━━━ SUPPLIED TEXT
1.  Place graham crackers in a quart ziplock and seal.  Run over with the unopened can of pumpkin until it breaks into fine crumbs.  Pour into a small mixing bowl and stir in granulated sugar.  Add melted butter and stir into a thick paste.  Press paste into a pie pan and place in the oven while it's preheating to 425º and you're mixing the filling.  That will give it enough time to set and dry out a bit, without making it too dark.

2.  Rinse out bowl and wipe dry.  Beat eggs until well blended.  Beat in milk, spices, and brown sugar.  Add pumpkin and stir until fully combined.  Go get the pie crust out of the oven, which should be nearly to 425º by now, and pour the filling into it.

3.  Bake pie at 425º for 15 minutes.  Lower oven temp to 350º and continue to bake 30 minutes.  Test with a toothpick, which will probably come up wet, but the hole will vent the middle and allow more even cooking.  Test again in 10 minutes, and 5 minutes after that if necessary.
That cool starburst pattern is because I didn't mix in the spices well enough.
4.  Once toothpick finally comes up clean, remove pie from oven and allow to cool at room temperature for about 2 hours.  This slow cooling is to reduce the number of surface cracks, like you would with a cheesecake.  Once pie is room temperature, either serve immediately or refrigerate for later.

Makes about 8 servings

Difficulty rating  π

Wednesday, April 9, 2014

Garlic-Roasted Baby Eggplant

Sprouts keeps stocking these adorable baby eggplant.  They run between 8 and 12 to the dollar, and the cuteness factor goes a long way to make something appetizing.  About the size of an egg, they're probably the reason someone named them eggplant in the first place.

Then you get your dollar's worth home and realize you have to make something edible out of them.  They are perfect for an hors d'oeuvre-sized portion of something, so I just thought of what I would do to a regular eggplant and made it a whole lot cuter.

8 baby eggplant
*2 cloves garlic
1/2 tsp salt
1 Tb olive oil

1.  Preheat oven to 375º.

2.  Peel garlic and slice crosswise thinly.  Cut a lengthwise slit in each eggplant, not cutting all the way through and leaving both ends intact.  Carefully cram garlic slices into the slits.

3.  Place eggplants in 8"x8" baking dish.  Drizzle with olive oil and rub all over.  Sprinkle with salt and bake until soft to the touch and somewhat prune-like, 45 minutes to 1 hour.
━━━━━━
━━━ LISTING
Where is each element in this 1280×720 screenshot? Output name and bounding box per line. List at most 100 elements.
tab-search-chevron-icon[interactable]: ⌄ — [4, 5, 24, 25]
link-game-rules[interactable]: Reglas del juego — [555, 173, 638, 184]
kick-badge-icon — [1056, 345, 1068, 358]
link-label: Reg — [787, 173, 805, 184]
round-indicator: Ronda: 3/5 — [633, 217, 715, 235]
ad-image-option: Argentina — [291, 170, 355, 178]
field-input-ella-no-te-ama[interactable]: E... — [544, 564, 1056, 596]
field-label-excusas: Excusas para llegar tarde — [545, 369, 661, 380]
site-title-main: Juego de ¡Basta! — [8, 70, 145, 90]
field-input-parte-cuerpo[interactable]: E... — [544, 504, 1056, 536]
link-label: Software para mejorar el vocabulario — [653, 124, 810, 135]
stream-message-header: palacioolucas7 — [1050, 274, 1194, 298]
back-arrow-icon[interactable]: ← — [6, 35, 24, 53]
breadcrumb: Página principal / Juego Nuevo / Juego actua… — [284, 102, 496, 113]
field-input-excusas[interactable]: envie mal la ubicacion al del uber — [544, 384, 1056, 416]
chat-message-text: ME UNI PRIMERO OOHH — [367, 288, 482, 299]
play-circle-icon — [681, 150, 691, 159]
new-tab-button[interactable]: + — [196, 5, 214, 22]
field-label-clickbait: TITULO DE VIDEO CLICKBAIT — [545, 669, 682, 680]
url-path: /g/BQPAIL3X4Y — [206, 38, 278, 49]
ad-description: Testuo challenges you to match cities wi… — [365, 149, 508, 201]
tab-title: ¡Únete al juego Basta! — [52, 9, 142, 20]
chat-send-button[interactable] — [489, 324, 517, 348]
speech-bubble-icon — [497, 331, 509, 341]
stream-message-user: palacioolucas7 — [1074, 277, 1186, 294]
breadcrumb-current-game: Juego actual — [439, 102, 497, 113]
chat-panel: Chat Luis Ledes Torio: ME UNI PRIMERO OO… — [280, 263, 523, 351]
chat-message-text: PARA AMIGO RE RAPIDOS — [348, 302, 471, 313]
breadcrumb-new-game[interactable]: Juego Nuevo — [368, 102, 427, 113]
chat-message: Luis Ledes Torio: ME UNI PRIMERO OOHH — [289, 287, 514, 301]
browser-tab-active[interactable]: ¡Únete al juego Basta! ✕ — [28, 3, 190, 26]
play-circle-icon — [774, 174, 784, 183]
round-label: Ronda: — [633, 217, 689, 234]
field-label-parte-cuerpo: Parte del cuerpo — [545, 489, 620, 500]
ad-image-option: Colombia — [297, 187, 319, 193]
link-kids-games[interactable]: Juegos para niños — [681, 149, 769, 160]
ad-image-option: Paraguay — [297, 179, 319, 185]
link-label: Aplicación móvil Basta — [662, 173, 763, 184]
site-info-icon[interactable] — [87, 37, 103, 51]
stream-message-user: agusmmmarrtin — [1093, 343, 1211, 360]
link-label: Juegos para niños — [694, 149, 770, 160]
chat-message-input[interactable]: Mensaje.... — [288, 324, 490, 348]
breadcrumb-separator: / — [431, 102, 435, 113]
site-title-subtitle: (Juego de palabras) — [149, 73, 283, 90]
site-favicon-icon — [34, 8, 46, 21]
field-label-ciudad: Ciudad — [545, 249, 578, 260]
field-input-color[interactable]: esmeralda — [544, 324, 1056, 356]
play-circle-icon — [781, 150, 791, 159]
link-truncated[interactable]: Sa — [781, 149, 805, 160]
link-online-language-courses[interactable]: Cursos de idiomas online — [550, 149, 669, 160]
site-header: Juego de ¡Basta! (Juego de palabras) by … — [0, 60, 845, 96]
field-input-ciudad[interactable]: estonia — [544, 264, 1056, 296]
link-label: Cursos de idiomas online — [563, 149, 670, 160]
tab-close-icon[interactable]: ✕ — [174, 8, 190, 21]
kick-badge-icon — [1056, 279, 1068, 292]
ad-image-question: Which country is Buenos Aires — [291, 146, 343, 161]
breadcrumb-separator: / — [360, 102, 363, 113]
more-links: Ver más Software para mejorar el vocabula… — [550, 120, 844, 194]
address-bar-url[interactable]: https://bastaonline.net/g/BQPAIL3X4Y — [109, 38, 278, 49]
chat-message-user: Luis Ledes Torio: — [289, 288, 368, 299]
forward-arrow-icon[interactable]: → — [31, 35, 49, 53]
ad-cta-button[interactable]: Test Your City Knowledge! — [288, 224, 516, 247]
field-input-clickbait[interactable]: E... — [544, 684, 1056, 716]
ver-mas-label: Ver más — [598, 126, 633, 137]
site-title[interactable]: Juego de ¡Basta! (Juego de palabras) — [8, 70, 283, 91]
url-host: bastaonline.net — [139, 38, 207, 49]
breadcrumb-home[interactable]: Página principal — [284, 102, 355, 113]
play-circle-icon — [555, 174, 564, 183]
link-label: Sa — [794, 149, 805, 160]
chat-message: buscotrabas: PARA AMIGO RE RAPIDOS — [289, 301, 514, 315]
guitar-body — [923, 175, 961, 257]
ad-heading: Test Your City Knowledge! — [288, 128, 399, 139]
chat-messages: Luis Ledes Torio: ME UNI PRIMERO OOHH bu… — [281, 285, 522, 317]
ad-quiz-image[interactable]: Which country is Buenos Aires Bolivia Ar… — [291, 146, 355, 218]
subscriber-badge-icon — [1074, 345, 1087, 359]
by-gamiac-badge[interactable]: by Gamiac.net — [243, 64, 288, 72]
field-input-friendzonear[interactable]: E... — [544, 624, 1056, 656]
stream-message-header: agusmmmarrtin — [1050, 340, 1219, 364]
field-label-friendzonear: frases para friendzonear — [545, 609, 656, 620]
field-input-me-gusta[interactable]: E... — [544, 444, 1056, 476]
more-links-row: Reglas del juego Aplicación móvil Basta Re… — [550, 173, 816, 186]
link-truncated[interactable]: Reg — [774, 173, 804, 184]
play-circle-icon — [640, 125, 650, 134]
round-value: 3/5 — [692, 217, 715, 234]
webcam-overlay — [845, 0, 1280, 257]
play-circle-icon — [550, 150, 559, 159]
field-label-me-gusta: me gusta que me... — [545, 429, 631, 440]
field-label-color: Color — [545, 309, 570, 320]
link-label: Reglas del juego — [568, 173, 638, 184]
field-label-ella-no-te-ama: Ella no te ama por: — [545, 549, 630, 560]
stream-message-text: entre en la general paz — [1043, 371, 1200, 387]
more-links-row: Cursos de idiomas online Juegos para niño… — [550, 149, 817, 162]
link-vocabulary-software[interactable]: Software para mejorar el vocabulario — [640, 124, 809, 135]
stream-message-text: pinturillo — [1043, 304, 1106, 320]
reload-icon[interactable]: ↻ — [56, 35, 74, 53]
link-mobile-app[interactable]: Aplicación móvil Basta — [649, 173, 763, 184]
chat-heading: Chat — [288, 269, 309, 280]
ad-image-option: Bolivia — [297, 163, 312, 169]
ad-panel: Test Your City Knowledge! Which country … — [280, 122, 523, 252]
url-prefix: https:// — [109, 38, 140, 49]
━━━━━━
REQUEST 1:
According to the recipe text, how many baby eggplant does a dollar buy at Sprouts?
REQUEST 2:
Write the next part of the recipe text, starting right after its last line.
The listing plays no part in this work.

EXERCISE RESULT 1:
Between 8 and 12.

EXERCISE RESULT 2:
4.  Serve hot, either as is or with a dipping sauce such as tahini or marinara.

makes 8

Difficulty rating  π

Sunday, April 6, 2014

Sushi Rice

I have a little bit of Calrose rice left to use up before Passover.  I happen to like sticky rice, so I keep it on hand as a base for stir-fry and rice-based salads.  I accidentally bought more rice wine vinegar because I thought I was out, making this a Pantry Project recipe.

"Sushi" refers to the rice you use to serve the fish, just as "sashimi" is the fish without rice.  The vinegar, salt, and sugar used to season the rice acts as a short-term preservative for the raw fish.  "Nigiri sushi" on a menu means fish with just a specific amount of rice and probably wasabi, as opposed to "tekka" or a hand roll, which include seaweed.  The dish called "Onigiri" is a plainly cooked, unseasoned rice with some kind of garnish.  I tend to use sushi rice for onigiri, which is completely not authentic, but I like the taste.

You'll notice that the dressing ingredients are almost identical to those of sunomono.  Same basic flavor profile, but it's more subtle in the rice.

*1 C medium- or short-grain white rice, such as Calrose
2 Tb rice wine vinegar
1 Tb sugar
1/2 tsp salt

1.  Soak rice briefly in cold water to rinse off the dust that always accumulates on rice.  The water doesn't have to run clear, but you should drain it off and refill the pot two or three times.

2.  In a small saucepan, cover rice with 1 C cold water.  Slowly bring to a boil.  Cover, reduce heat to its lowest, and cook until water is absorbed, about 15 minutes.  Remove from heat and allow to sit 10 more minutes.  If rice appears too dry, add 1/4 C water.  Stir only briefly to disperse it.

3.  In a small bowl, combine vinegar, sugar, and salt.  Microwave for 15 seconds to help dissolve the solids.  Turn out rice into a bowl and fold dressing into it with a wooden paddle.  You don't want to overwork the rice, but you need to keep it moving until it reaches room temperature or it will stick together oddly.  This can take 15 minutes or more.

4.  Once cooled to room temperature, rice is ready to be used in sushi or other dishes.

Difficulty rating  :)

Thursday, April 3, 2014

Seafood Risotto #2

Because I still have a gallon of fish stock in the freezer.  I was more than happy to defrost a quart for this.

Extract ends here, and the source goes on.